### Provided material

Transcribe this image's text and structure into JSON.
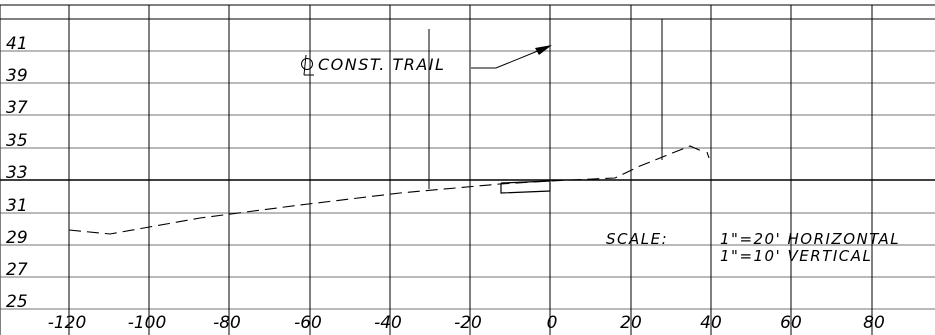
{
  "drawing": {
    "colors": {
      "background": "#ffffff",
      "linework": "#000000"
    },
    "elevation_labels": [
      "41",
      "39",
      "37",
      "35",
      "33",
      "31",
      "29",
      "27",
      "25"
    ],
    "station_labels": [
      "-120",
      "-100",
      "-80",
      "-60",
      "-40",
      "-20",
      "0",
      "20",
      "40",
      "60",
      "80"
    ],
    "centerline_label": "CONST. TRAIL",
    "centerline_symbol": "centerline-symbol",
    "scale_label": "SCALE:",
    "scale_horizontal": "1\"=20' HORIZONTAL",
    "scale_vertical": "1\"=10' VERTICAL"
  }
}
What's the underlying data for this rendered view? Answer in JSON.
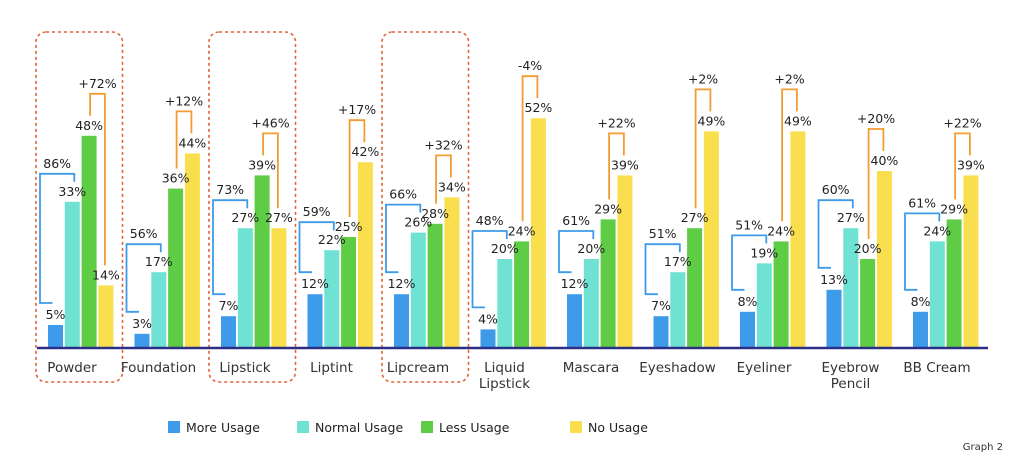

### Problem statement
Quote the records above exactly, leaving out any pictures.

### Solved problem
Transcribe this image's text and structure into JSON.
{
  "drawing": {
    "colors": {
      "background": "#ffffff",
      "linework": "#000000"
    },
    "elevation_labels": [
      "41",
      "39",
      "37",
      "35",
      "33",
      "31",
      "29",
      "27",
      "25"
    ],
    "station_labels": [
      "-120",
      "-100",
      "-80",
      "-60",
      "-40",
      "-20",
      "0",
      "20",
      "40",
      "60",
      "80"
    ],
    "centerline_label": "CONST. TRAIL",
    "centerline_symbol": "centerline-symbol",
    "scale_label": "SCALE:",
    "scale_horizontal": "1\"=20' HORIZONTAL",
    "scale_vertical": "1\"=10' VERTICAL"
  }
}
What's the underlying data for this rendered view? Answer in JSON.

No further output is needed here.